▸ **Problem details**: Please find all lines in the data that hold the string "أيها" and copy them.

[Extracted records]

--- BEGIN ---

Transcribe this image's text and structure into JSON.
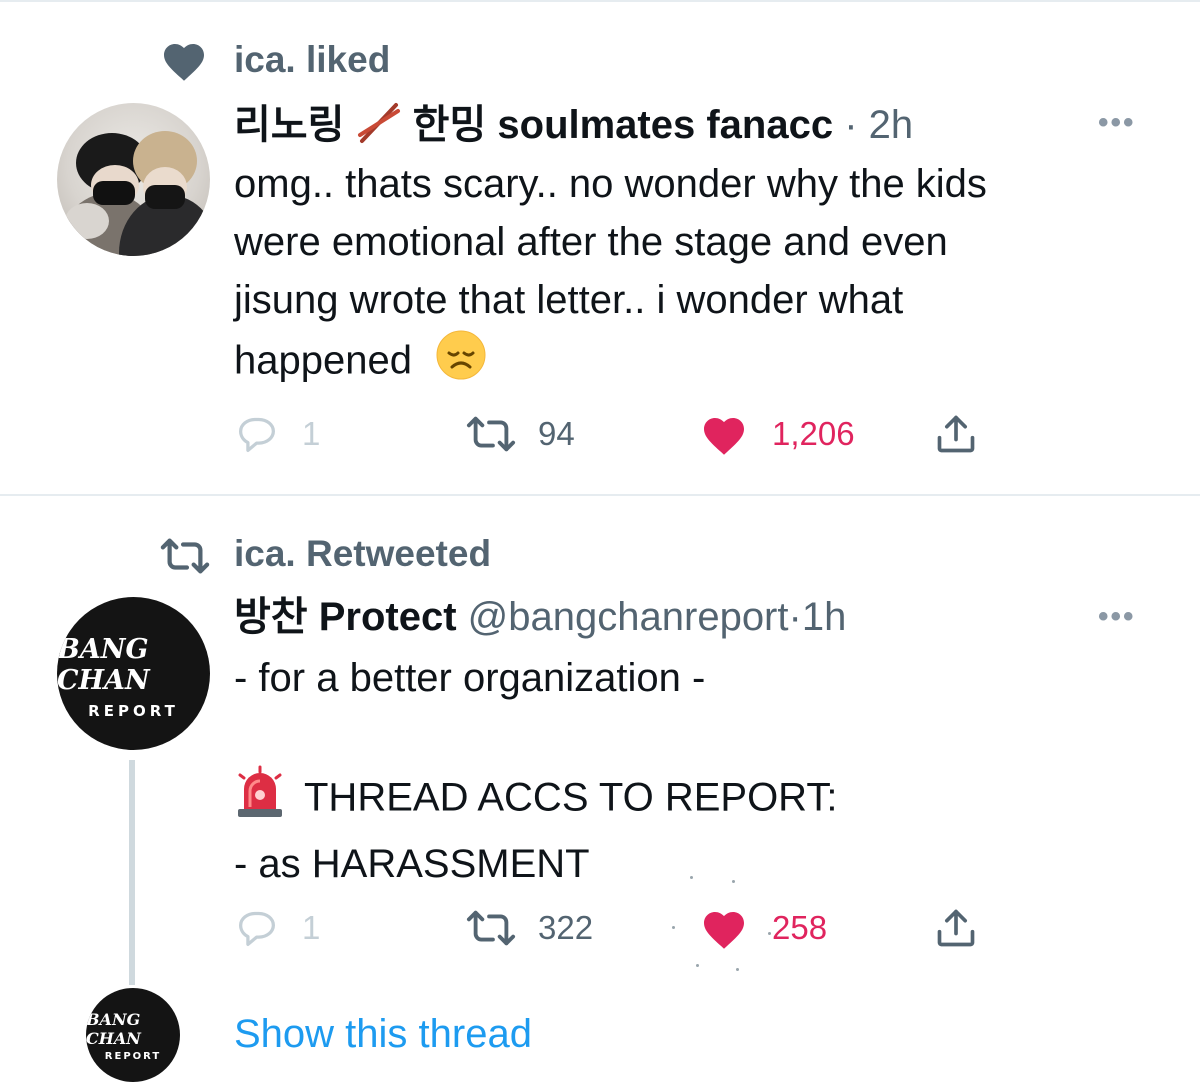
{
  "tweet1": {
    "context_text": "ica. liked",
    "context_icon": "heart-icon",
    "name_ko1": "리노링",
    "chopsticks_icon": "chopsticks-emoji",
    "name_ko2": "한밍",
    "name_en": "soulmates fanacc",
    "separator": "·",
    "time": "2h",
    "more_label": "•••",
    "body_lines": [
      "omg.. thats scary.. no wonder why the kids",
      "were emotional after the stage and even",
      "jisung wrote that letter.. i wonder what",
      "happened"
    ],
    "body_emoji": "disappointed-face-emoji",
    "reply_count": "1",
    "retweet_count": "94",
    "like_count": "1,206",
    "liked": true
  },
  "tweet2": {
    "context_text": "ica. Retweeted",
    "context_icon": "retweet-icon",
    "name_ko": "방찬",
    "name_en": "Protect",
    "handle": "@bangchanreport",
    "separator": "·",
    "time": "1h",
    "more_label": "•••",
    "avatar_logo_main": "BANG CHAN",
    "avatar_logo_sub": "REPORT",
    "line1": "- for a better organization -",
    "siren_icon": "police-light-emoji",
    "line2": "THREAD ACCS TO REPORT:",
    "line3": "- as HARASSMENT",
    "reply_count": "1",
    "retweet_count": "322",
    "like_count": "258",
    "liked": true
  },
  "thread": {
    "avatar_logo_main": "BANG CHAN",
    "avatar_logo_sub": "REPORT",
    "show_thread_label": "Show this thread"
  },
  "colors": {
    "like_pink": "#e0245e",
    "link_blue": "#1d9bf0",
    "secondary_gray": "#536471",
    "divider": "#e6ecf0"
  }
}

--- END ---
--- BEGIN ---

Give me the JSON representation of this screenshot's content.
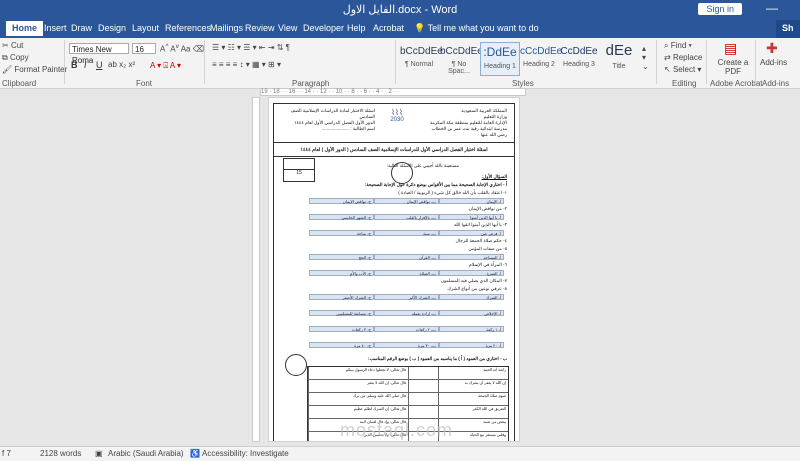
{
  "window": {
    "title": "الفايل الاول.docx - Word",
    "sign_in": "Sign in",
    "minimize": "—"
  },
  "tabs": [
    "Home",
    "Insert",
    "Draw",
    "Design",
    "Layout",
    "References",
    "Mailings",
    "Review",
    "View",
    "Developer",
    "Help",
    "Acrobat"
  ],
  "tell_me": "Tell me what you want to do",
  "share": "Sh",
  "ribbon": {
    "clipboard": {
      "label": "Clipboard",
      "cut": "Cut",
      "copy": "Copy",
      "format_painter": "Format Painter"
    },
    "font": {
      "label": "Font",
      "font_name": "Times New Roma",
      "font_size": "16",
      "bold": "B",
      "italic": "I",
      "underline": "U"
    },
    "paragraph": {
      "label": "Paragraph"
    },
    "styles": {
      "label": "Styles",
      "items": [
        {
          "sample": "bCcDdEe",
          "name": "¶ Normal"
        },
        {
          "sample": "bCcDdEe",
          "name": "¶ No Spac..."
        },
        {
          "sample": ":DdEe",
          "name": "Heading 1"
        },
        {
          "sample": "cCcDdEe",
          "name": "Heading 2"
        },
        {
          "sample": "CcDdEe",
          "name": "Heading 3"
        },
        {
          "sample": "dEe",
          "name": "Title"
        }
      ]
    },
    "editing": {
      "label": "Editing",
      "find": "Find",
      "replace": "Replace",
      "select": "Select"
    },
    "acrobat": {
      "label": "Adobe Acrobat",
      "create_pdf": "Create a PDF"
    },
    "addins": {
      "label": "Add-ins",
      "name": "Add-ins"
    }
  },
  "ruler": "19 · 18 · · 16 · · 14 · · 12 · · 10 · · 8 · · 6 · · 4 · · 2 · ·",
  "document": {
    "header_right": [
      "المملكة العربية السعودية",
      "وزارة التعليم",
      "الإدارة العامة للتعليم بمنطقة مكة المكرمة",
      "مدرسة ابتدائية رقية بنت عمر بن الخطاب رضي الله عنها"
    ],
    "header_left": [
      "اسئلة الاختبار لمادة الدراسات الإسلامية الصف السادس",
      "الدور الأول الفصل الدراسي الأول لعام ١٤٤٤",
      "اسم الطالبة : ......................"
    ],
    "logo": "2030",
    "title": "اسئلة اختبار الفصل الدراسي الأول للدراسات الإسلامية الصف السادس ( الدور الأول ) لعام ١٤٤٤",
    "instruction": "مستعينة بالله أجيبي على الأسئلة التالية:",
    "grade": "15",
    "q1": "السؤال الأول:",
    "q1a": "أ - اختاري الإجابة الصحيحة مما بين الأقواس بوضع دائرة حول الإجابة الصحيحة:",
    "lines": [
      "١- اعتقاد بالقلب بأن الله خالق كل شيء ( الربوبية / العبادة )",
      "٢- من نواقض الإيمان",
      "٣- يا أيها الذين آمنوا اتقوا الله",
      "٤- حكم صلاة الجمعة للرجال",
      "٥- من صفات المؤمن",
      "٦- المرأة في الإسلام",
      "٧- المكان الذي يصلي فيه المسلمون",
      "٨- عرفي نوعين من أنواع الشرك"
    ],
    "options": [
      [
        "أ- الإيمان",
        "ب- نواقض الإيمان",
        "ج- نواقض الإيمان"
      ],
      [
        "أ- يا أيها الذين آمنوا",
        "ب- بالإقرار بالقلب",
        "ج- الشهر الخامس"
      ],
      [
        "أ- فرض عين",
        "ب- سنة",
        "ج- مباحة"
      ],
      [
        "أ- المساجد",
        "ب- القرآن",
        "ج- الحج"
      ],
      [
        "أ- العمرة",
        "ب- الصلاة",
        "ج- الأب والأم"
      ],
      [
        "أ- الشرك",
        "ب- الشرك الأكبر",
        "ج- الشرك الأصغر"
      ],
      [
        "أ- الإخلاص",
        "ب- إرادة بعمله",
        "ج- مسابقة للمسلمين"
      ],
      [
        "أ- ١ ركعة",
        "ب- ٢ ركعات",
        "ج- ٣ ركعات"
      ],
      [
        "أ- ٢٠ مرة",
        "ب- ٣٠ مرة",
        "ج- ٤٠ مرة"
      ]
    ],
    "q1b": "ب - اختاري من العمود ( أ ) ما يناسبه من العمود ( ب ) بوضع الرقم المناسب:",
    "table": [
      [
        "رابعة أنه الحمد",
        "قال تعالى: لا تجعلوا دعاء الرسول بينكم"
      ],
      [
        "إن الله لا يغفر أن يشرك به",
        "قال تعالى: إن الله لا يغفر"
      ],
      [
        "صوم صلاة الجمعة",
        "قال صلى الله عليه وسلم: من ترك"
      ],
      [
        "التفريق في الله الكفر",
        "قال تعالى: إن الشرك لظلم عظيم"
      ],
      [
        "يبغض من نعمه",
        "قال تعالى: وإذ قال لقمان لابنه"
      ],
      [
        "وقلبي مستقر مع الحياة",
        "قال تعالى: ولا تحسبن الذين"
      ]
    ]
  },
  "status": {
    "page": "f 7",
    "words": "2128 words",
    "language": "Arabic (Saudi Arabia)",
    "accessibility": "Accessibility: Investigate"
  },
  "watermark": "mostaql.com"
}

--- END ---
--- BEGIN ---

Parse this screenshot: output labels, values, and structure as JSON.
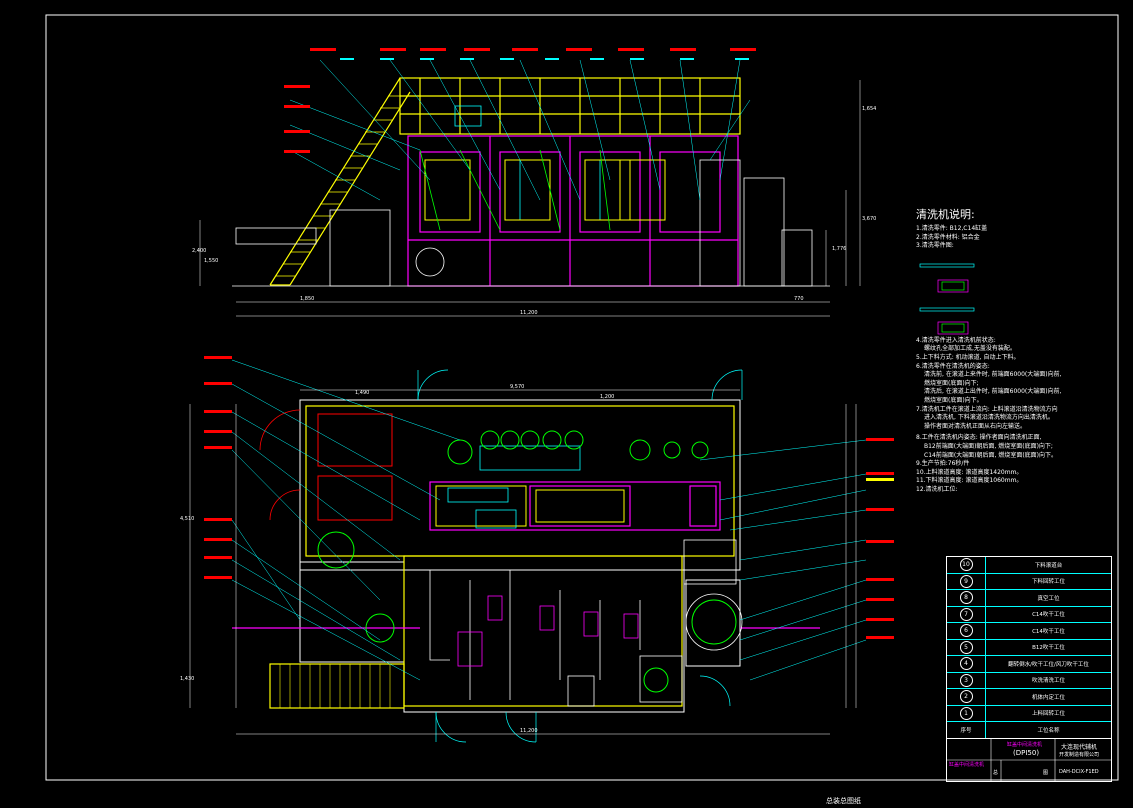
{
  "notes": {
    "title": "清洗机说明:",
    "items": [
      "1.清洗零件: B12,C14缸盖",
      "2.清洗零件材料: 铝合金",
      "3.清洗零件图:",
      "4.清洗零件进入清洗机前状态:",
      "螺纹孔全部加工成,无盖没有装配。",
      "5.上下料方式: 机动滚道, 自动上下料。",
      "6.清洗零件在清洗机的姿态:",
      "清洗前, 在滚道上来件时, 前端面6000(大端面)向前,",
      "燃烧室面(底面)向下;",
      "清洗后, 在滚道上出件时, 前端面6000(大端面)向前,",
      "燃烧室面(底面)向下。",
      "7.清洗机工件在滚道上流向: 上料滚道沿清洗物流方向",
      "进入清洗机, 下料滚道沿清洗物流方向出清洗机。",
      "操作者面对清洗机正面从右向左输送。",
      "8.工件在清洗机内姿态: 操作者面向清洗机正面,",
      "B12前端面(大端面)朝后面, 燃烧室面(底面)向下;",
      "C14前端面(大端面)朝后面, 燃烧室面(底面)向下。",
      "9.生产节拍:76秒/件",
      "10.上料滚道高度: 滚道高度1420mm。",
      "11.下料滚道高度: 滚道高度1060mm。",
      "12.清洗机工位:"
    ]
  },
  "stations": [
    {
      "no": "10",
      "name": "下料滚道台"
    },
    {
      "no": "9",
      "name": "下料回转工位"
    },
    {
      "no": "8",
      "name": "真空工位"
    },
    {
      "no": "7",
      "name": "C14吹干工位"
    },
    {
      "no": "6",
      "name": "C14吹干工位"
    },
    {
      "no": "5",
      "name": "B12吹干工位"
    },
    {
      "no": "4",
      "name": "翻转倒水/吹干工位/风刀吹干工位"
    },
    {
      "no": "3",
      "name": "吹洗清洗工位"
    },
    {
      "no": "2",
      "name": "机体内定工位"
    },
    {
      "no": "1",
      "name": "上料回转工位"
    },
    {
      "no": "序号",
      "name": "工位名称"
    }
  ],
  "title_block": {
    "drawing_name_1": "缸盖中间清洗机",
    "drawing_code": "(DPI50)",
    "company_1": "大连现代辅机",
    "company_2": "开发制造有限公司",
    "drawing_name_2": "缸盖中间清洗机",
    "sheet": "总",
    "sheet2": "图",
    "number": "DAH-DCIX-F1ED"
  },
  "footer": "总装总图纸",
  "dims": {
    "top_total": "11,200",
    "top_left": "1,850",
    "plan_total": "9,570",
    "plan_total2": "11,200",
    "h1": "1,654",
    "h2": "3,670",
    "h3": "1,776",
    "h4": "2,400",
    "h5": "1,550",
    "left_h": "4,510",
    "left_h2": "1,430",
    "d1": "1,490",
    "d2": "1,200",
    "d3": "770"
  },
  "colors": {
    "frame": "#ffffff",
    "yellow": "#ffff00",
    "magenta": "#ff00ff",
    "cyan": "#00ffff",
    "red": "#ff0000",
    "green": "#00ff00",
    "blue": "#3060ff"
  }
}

--- END ---

▸ **Solution to this exercise**:
      "٣- يا أيها الذين آمنوا اتقوا الله",
        "أ- يا أيها الذين آمنوا",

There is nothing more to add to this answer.